----- RAW RECORDS

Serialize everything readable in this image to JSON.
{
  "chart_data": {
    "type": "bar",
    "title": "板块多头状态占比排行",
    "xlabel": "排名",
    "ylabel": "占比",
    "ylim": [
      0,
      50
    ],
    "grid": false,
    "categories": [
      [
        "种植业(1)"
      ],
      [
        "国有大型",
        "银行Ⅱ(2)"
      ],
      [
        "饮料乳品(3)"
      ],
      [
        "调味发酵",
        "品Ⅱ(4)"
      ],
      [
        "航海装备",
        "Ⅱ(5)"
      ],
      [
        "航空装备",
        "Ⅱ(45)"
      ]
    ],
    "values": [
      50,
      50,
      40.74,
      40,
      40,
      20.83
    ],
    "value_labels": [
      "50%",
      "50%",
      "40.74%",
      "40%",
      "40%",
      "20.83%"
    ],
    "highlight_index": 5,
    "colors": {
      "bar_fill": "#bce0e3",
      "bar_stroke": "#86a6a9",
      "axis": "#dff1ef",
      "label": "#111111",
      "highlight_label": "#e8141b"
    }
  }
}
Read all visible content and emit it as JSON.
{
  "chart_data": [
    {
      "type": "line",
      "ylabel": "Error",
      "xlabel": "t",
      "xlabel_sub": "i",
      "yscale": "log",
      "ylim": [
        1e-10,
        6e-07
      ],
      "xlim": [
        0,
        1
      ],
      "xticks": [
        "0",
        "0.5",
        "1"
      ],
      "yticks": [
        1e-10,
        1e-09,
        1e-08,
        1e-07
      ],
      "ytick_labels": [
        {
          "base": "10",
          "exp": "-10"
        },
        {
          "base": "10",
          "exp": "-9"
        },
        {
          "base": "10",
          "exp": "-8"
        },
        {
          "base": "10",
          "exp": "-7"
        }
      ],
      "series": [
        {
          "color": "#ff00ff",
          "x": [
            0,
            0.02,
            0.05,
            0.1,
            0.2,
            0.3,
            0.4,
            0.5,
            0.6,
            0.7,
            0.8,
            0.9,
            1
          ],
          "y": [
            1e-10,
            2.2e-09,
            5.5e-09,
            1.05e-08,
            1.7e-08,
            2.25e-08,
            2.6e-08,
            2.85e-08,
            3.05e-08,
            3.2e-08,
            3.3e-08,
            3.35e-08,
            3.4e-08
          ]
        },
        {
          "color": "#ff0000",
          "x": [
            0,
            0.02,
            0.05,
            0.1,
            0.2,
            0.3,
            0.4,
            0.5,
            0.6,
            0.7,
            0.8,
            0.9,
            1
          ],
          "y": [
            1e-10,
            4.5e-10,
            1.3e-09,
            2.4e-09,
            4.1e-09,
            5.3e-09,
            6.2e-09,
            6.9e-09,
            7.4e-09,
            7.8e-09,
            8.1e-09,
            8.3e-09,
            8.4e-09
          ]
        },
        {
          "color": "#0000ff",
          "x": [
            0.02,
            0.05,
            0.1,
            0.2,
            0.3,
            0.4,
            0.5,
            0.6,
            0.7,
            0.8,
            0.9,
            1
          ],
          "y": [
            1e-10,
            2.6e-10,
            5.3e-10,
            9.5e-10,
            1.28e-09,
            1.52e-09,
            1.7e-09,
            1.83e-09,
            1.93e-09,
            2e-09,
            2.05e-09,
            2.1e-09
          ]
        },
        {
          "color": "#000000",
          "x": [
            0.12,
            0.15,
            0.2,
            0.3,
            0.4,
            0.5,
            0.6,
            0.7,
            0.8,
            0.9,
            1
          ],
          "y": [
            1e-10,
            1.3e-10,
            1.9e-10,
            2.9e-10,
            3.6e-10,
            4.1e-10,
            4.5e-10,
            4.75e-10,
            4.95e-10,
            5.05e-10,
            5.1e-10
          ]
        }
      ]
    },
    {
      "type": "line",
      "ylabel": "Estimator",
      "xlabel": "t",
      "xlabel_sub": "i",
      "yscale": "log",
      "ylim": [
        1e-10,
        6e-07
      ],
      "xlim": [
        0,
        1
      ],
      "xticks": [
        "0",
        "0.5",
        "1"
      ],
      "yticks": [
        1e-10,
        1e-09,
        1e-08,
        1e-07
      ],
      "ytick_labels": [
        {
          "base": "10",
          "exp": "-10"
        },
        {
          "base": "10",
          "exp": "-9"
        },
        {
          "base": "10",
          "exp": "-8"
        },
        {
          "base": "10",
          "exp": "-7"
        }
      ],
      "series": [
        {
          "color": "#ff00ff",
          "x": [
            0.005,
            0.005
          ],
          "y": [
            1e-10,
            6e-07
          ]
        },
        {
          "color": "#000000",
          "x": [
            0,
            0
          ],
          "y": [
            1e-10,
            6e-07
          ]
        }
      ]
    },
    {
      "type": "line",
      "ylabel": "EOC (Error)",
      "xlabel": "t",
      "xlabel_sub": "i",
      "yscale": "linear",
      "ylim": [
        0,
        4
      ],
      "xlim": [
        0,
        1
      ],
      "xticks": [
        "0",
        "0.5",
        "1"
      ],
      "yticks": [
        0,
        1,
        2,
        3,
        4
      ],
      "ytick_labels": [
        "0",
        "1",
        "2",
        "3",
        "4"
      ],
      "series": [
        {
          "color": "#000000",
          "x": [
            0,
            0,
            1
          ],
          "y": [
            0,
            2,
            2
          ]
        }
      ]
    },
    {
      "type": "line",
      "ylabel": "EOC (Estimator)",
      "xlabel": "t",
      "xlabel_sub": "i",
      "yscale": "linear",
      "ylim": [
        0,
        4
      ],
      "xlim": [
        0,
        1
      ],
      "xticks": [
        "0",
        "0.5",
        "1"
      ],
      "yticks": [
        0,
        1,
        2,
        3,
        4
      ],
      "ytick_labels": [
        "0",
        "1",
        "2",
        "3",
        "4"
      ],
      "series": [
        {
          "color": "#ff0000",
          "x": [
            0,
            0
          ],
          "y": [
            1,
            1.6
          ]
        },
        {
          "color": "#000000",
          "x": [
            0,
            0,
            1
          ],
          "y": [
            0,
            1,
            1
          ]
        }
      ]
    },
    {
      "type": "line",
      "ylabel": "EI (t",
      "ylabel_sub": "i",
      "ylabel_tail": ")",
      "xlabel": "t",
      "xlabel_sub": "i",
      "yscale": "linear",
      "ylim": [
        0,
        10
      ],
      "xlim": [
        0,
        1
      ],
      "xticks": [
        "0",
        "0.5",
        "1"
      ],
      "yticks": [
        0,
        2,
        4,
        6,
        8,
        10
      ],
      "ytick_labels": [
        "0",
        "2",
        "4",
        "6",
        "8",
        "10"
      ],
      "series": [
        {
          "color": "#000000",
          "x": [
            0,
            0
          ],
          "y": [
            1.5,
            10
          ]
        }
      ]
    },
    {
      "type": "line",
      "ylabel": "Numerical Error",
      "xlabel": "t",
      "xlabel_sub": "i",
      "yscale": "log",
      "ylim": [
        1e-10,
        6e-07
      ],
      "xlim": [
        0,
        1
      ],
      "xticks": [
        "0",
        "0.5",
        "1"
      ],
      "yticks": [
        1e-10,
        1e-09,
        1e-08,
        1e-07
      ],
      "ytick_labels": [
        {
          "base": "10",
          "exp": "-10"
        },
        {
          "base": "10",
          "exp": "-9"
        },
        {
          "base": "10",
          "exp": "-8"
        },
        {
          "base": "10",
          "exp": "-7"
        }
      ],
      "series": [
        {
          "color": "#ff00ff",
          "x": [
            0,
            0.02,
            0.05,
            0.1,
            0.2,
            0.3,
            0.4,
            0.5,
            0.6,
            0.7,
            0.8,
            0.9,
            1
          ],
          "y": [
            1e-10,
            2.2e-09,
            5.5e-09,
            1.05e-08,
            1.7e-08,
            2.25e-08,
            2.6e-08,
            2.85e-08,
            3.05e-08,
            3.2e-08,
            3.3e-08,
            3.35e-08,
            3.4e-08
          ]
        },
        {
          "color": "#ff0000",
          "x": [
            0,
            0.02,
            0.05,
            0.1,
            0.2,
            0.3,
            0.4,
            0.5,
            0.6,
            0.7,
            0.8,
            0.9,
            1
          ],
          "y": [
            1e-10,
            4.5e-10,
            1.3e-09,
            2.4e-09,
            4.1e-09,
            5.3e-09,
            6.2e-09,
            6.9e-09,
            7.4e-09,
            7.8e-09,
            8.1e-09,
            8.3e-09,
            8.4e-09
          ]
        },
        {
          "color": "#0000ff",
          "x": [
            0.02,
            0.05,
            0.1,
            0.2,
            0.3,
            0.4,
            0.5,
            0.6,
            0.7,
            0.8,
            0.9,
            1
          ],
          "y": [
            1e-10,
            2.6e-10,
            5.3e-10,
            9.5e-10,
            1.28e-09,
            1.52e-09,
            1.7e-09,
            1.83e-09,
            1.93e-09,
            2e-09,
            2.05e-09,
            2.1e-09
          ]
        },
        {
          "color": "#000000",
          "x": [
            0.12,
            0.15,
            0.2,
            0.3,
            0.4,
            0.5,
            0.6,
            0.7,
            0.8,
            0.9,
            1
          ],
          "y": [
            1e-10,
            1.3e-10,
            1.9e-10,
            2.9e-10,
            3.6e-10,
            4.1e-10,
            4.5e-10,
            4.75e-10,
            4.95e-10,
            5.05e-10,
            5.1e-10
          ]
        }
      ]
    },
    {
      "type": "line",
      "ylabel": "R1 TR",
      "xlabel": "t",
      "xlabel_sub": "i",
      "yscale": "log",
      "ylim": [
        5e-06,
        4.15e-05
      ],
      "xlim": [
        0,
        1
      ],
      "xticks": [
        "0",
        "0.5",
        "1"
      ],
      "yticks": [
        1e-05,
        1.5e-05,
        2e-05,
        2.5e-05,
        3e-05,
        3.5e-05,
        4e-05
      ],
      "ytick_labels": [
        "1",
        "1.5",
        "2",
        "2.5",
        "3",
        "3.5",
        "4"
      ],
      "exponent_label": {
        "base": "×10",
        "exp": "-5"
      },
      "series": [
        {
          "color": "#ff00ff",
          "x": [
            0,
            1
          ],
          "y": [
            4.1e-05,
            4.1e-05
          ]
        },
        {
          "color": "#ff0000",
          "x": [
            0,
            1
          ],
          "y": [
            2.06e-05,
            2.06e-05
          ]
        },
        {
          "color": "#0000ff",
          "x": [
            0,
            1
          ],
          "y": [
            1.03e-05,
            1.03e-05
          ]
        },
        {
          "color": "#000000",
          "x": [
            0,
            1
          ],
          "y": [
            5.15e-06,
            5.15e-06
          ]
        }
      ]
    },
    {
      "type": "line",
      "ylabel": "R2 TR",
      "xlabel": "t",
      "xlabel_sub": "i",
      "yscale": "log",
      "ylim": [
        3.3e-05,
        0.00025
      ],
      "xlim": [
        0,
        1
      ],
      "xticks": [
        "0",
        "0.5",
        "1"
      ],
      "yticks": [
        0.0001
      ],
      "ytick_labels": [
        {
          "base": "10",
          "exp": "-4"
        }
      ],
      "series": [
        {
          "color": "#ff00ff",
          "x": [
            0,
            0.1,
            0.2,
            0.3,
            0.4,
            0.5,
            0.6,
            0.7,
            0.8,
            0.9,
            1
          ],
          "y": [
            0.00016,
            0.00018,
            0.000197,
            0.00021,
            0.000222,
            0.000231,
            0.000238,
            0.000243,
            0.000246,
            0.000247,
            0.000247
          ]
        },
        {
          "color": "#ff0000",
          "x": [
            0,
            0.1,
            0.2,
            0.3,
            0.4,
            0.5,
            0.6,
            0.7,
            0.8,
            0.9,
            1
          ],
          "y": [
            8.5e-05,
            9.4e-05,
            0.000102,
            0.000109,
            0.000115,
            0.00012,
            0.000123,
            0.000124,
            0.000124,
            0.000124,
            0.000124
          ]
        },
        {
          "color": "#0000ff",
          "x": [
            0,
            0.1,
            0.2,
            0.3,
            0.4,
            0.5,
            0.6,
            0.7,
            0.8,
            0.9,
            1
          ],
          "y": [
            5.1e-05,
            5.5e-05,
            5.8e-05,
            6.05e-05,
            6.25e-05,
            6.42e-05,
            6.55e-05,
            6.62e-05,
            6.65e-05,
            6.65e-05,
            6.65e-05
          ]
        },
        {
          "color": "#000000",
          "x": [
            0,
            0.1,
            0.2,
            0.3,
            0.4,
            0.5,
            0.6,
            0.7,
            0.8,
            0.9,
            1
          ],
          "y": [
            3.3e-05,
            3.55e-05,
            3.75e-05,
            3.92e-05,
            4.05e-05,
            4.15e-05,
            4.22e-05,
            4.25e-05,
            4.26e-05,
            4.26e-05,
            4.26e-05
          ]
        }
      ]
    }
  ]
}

----------

BRIEF ▸ Look through the lines above and collect those with the word "Estimator".

COMPLETE RESPONSE ▸
      "ylabel": "Estimator",
      "ylabel": "EOC (Estimator)",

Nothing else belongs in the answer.